INSTRUCTIONS FOR THE TASK:
Copy out each line that has "Статья" in it.

INPUT ROWS:
···
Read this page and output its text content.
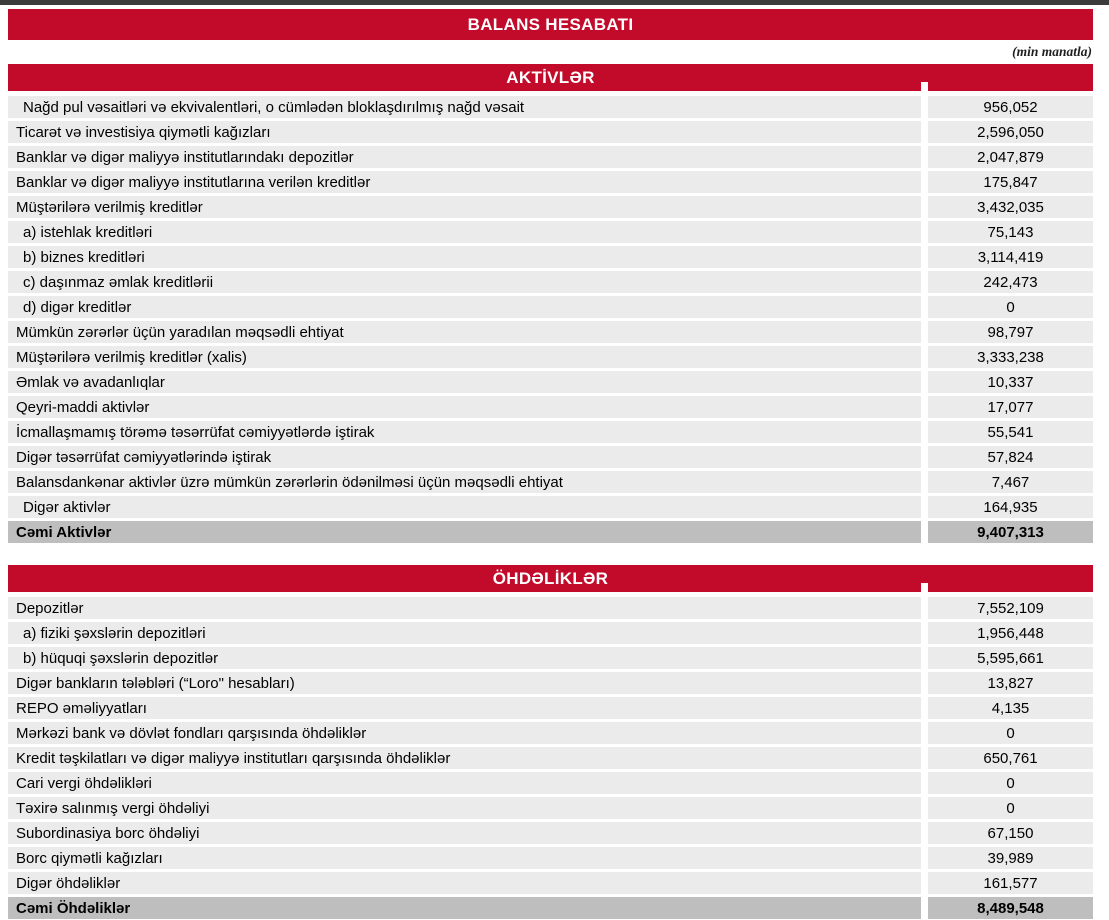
BALANS HESABATI
(min manatla)
AKTİVLƏR
Nağd pul vəsaitləri və ekvivalentləri, o cümlədən bloklaşdırılmış nağd vəsait	956,052
Ticarət və investisiya qiymətli kağızları	2,596,050
Banklar və digər maliyyə institutlarındakı depozitlər	2,047,879
Banklar və digər maliyyə institutlarına verilən kreditlər	175,847
Müştərilərə verilmiş kreditlər	3,432,035
a) istehlak kreditləri	75,143
b) biznes kreditləri	3,114,419
c) daşınmaz əmlak kreditlərii	242,473
d) digər kreditlər	0
Mümkün zərərlər üçün yaradılan məqsədli ehtiyat	98,797
Müştərilərə verilmiş kreditlər (xalis)	3,333,238
Əmlak və avadanlıqlar	10,337
Qeyri-maddi aktivlər	17,077
İcmallaşmamış törəmə təsərrüfat cəmiyyətlərdə iştirak	55,541
Digər təsərrüfat cəmiyyətlərində iştirak	57,824
Balansdankənar aktivlər üzrə mümkün zərərlərin ödənilməsi üçün məqsədli ehtiyat	7,467
Digər aktivlər	164,935
Cəmi Aktivlər	9,407,313
ÖHDƏLİKLƏR
Depozitlər	7,552,109
a) fiziki şəxslərin depozitləri	1,956,448
b) hüquqi şəxslərin depozitlər	5,595,661
Digər bankların tələbləri (“Loro" hesabları)	13,827
REPO əməliyyatları	4,135
Mərkəzi bank və dövlət fondları qarşısında öhdəliklər	0
Kredit təşkilatları və digər maliyyə institutları qarşısında öhdəliklər	650,761
Cari vergi öhdəlikləri	0
Təxirə salınmış vergi öhdəliyi	0
Subordinasiya borc öhdəliyi	67,150
Borc qiymətli kağızları	39,989
Digər öhdəliklər	161,577
Cəmi Öhdəliklər	8,489,548
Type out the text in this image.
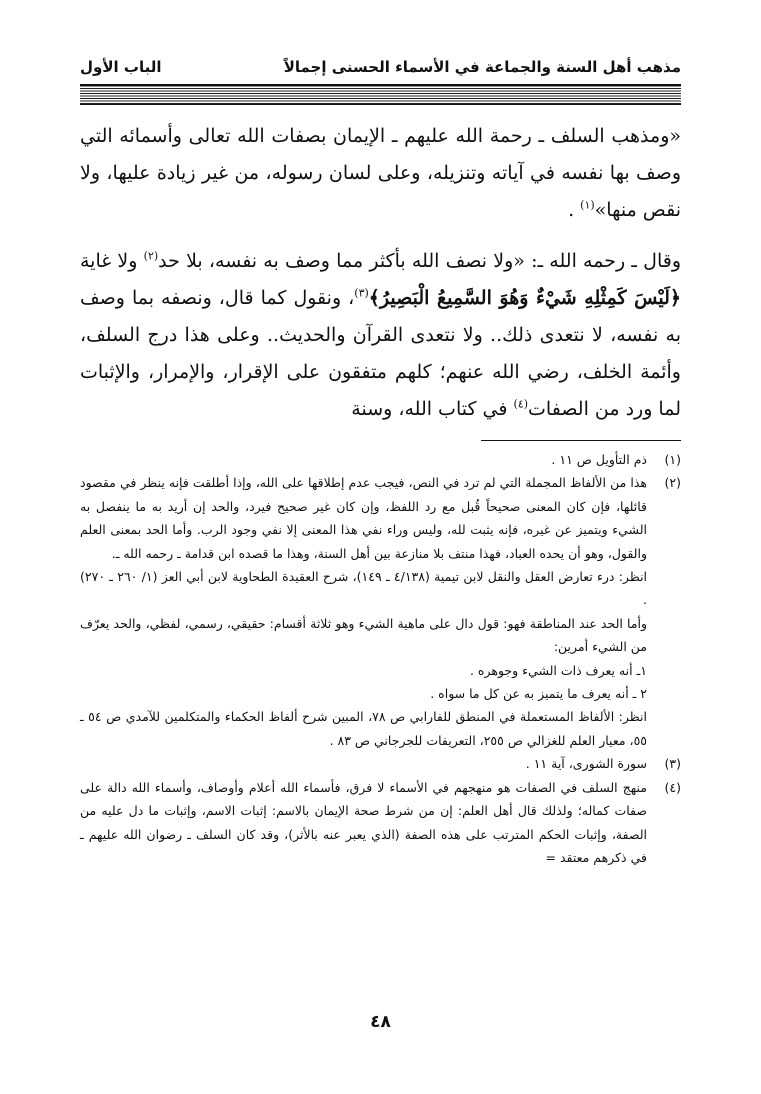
مذهب أهل السنة والجماعة في الأسماء الحسنى إجمالاً
الباب الأول

«ومذهب السلف ـ رحمة الله عليهم ـ الإيمان بصفات الله تعالى وأسمائه التي وصف بها نفسه في آياته وتنزيله، وعلى لسان رسوله، من غير زيادة عليها، ولا نقص منها»$^{(١)}$ .

وقال ـ رحمه الله ـ: «ولا نصف الله بأكثر مما وصف به نفسه، بلا حد$^{(٢)}$ ولا غاية ﴿لَيْسَ كَمِثْلِهِ شَيْءٌ وَهُوَ السَّمِيعُ الْبَصِيرُ﴾$^{(٣)}$، ونقول كما قال، ونصفه بما وصف به نفسه، لا نتعدى ذلك.. ولا نتعدى القرآن والحديث.. وعلى هذا درج السلف، وأئمة الخلف، رضي الله عنهم؛ كلهم متفقون على الإقرار، والإمرار، والإثبات لما ورد من الصفات$^{(٤)}$ في كتاب الله، وسنة

(١)
ذم التأويل ص ١١ .
(٢)
هذا من الألفاظ المجملة التي لم ترد في النص، فيجب عدم إطلاقها على الله، وإذا أطلقت فإنه ينظر في مقصود قائلها، فإن كان المعنى صحيحاً قُبل مع رد اللفظ، وإن كان غير صحيح فيرد، والحد إن أريد به ما ينفصل به الشيء ويتميز عن غيره، فإنه يثبت لله، وليس وراء نفي هذا المعنى إلا نفي وجود الرب. وأما الحد بمعنى العلم والقول، وهو أن يحده العباد، فهذا منتف بلا منازعة بين أهل السنة، وهذا ما قصده ابن قدامة ـ رحمه الله ـ.
انظر: درء تعارض العقل والنقل لابن تيمية (٤/١٣٨ ـ ١٤٩)، شرح العقيدة الطحاوية لابن أبي العز (١/ ٢٦٠ ـ ٢٧٠) .
وأما الحد عند المناطقة فهو: قول دال على ماهية الشيء وهو ثلاثة أقسام: حقيقي، رسمي، لفظي، والحد يعرّف من الشيء أمرين:
١ـ أنه يعرف ذات الشيء وجوهره .
٢ ـ أنه يعرف ما يتميز به عن كل ما سواه .
انظر: الألفاظ المستعملة في المنطق للفارابي ص ٧٨، المبين شرح ألفاظ الحكماء والمتكلمين للآمدي ص ٥٤ ـ ٥٥، معيار العلم للغزالي ص ٢٥٥، التعريفات للجرجاني ص ٨٣ .
(٣)
سورة الشورى، آية ١١ .
(٤)
منهج السلف في الصفات هو منهجهم في الأسماء لا فرق، فأسماء الله أعلام وأوصاف، وأسماء الله دالة على صفات كماله؛ ولذلك قال أهل العلم: إن من شرط صحة الإيمان بالاسم: إثبات الاسم، وإثبات ما دل عليه من الصفة، وإثبات الحكم المترتب على هذه الصفة (الذي يعبر عنه بالأثر)، وقد كان السلف ـ رضوان الله عليهم ـ في ذكرهم معتقد =
٤٨
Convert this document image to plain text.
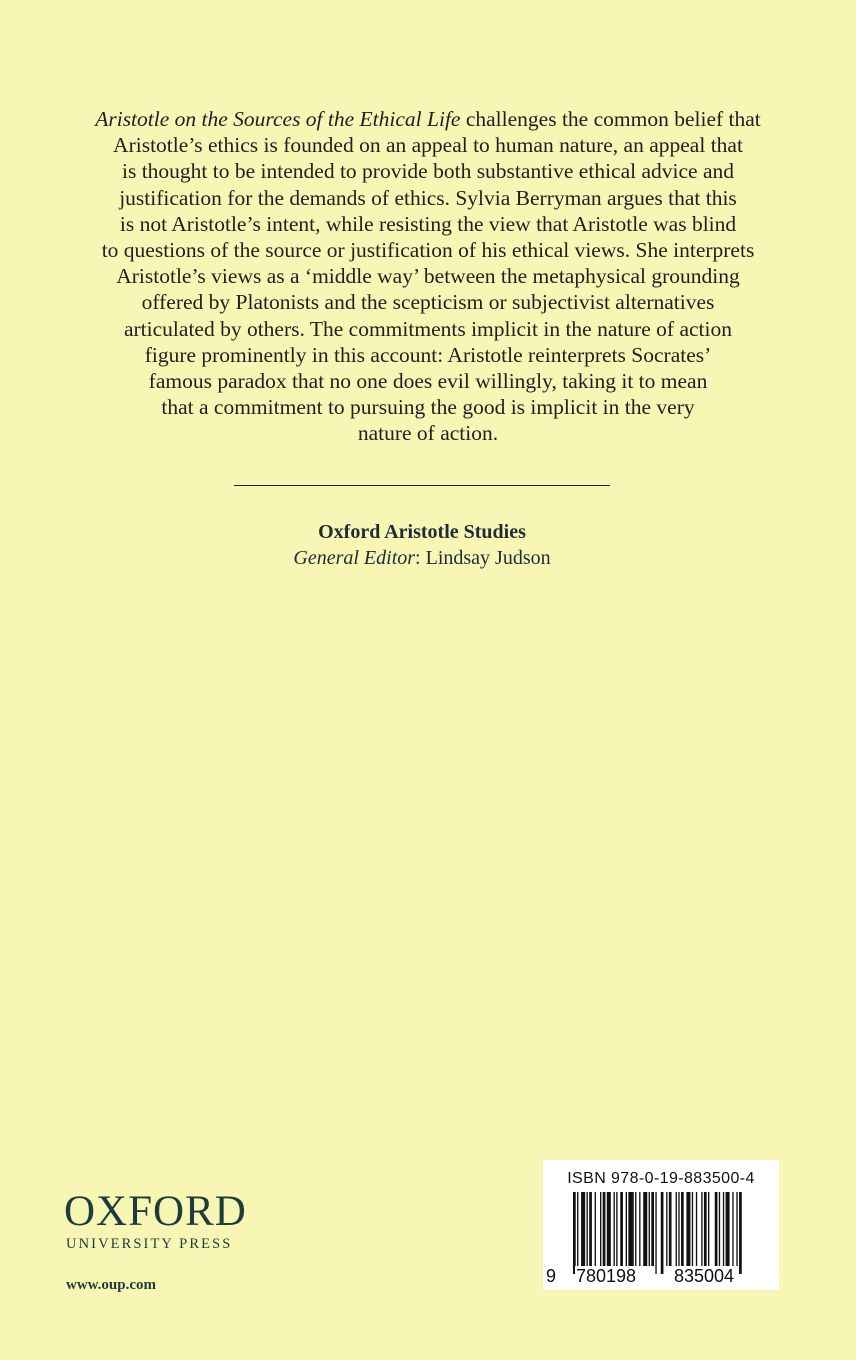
Aristotle on the Sources of the Ethical Life challenges the common belief that
Aristotle’s ethics is founded on an appeal to human nature, an appeal that
is thought to be intended to provide both substantive ethical advice and
justification for the demands of ethics. Sylvia Berryman argues that this
is not Aristotle’s intent, while resisting the view that Aristotle was blind
to questions of the source or justification of his ethical views. She interprets
Aristotle’s views as a ‘middle way’ between the metaphysical grounding
offered by Platonists and the scepticism or subjectivist alternatives
articulated by others. The commitments implicit in the nature of action
figure prominently in this account: Aristotle reinterprets Socrates’
famous paradox that no one does evil willingly, taking it to mean
that a commitment to pursuing the good is implicit in the very
nature of action.
Oxford Aristotle Studies
General Editor: Lindsay Judson
OXFORD
UNIVERSITY PRESS
www.oup.com
ISBN 978-0-19-883500-4
9 780198 835004
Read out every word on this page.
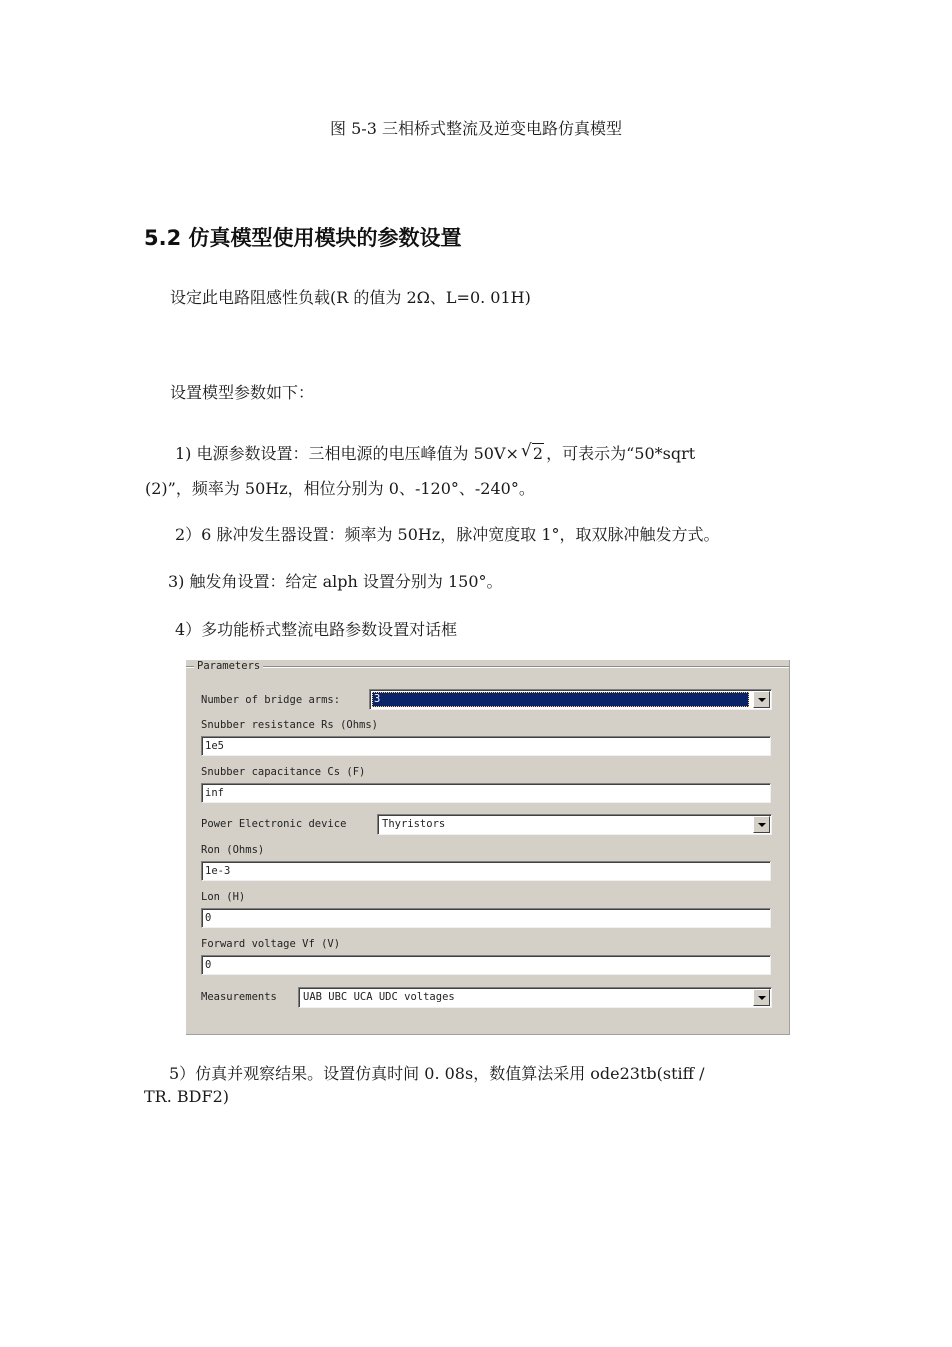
图 5-3 三相桥式整流及逆变电路仿真模型
5.2 仿真模型使用模块的参数设置
设定此电路阻感性负载(R 的值为 2Ω、L=0. 01H)
设置模型参数如下：
1) 电源参数设置：三相电源的电压峰值为 50V× √ 2 ，可表示为“50*sqrt
(2)”，频率为 50Hz，相位分别为 0、-120°、-240°。
2）6 脉冲发生器设置：频率为 50Hz，脉冲宽度取 1°，取双脉冲触发方式。
3) 触发角设置：给定 alph 设置分别为 150°。
4）多功能桥式整流电路参数设置对话框
Parameters
Number of bridge arms:	3
Snubber resistance Rs (Ohms)
1e5
Snubber capacitance Cs (F)
inf
Power Electronic device	Thyristors
Ron (Ohms)
1e-3
Lon (H)
0
Forward voltage Vf (V)
0
Measurements UAB UBC UCA UDC voltages
5）仿真并观察结果。设置仿真时间 0. 08s，数值算法采用 ode23tb(stiff /
TR. BDF2)
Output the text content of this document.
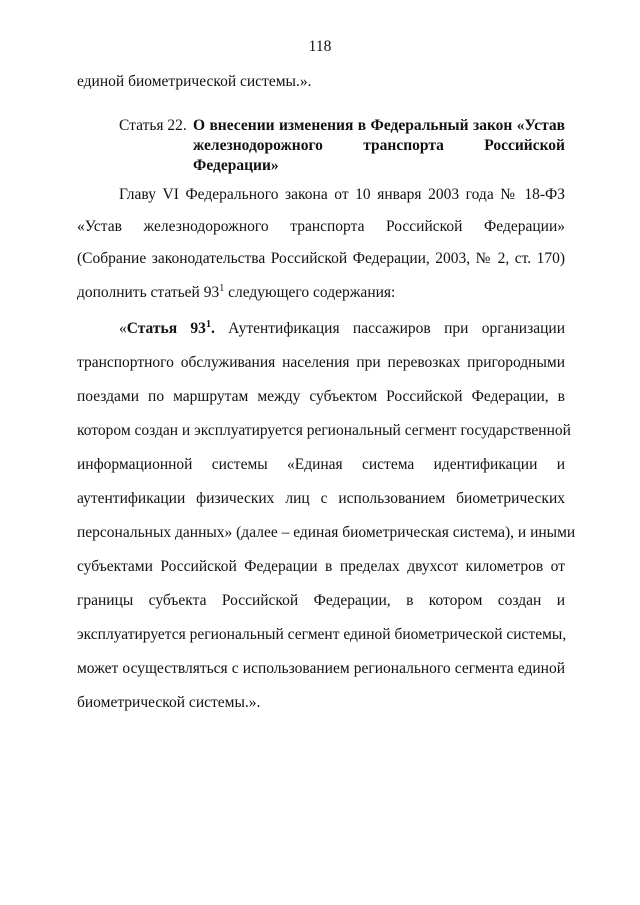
118
единой биометрической системы.».
Статья 22. О внесении изменения в Федеральный закон «Устав
железнодорожного транспорта Российской
Федерации»
Главу VI Федерального закона от 10 января 2003 года № 18-ФЗ
«Устав железнодорожного транспорта Российской Федерации»
(Собрание законодательства Российской Федерации, 2003, № 2, ст. 170)
дополнить статьей $93^1$ следующего содержания:
«Статья $93^1$. Аутентификация пассажиров при организации
транспортного обслуживания населения при перевозках пригородными
поездами по маршрутам между субъектом Российской Федерации, в
котором создан и эксплуатируется региональный сегмент государственной
информационной системы «Единая система идентификации и
аутентификации физических лиц с использованием биометрических
персональных данных» (далее – единая биометрическая система), и иными
субъектами Российской Федерации в пределах двухсот километров от
границы субъекта Российской Федерации, в котором создан и
эксплуатируется региональный сегмент единой биометрической системы,
может осуществляться с использованием регионального сегмента единой
биометрической системы.».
···
SOLVED PROBLEM:
Статья 22. О внесении изменения в Федеральный закон «Устав
«Статья $93^1$. Аутентификация пассажиров при организации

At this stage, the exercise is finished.